▼

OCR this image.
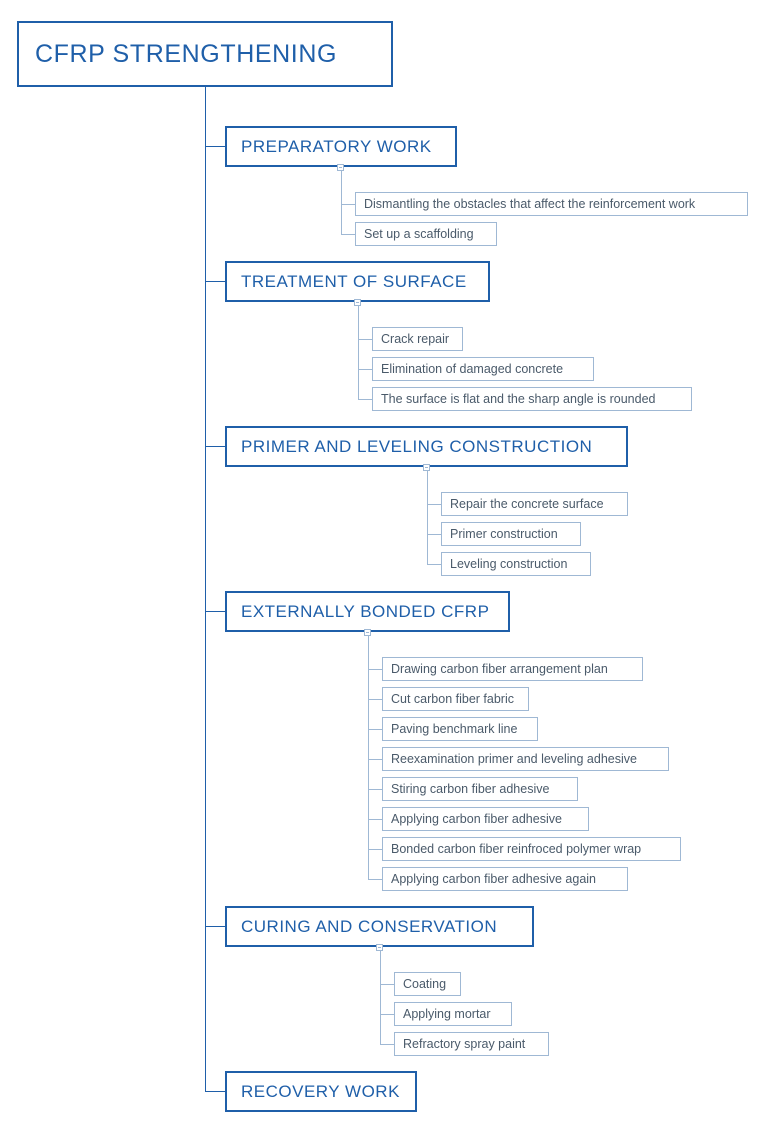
CFRP STRENGTHENING
PREPARATORY WORK
Dismantling the obstacles that affect the reinforcement work
Set up a scaffolding
TREATMENT OF SURFACE
Crack repair
Elimination of damaged concrete
The surface is flat and the sharp angle is rounded
PRIMER AND LEVELING CONSTRUCTION
Repair the concrete surface
Primer construction
Leveling construction
EXTERNALLY BONDED CFRP
Drawing carbon fiber arrangement plan
Cut carbon fiber fabric
Paving benchmark line
Reexamination primer and leveling adhesive
Stiring carbon fiber adhesive
Applying carbon fiber adhesive
Bonded carbon fiber reinfroced polymer wrap
Applying carbon fiber adhesive again
CURING AND CONSERVATION
Coating
Applying mortar
Refractory spray paint
RECOVERY WORK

▲

Problem to solve. Repeat the listing verbatim. Skip the pictures.

Task answer.
OCR this image.
CFRP STRENGTHENING
PREPARATORY WORK
Dismantling the obstacles that affect the reinforcement work
Set up a scaffolding
TREATMENT OF SURFACE
Crack repair
Elimination of damaged concrete
The surface is flat and the sharp angle is rounded
PRIMER AND LEVELING CONSTRUCTION
Repair the concrete surface
Primer construction
Leveling construction
EXTERNALLY BONDED CFRP
Drawing carbon fiber arrangement plan
Cut carbon fiber fabric
Paving benchmark line
Reexamination primer and leveling adhesive
Stiring carbon fiber adhesive
Applying carbon fiber adhesive
Bonded carbon fiber reinfroced polymer wrap
Applying carbon fiber adhesive again
CURING AND CONSERVATION
Coating
Applying mortar
Refractory spray paint
RECOVERY WORK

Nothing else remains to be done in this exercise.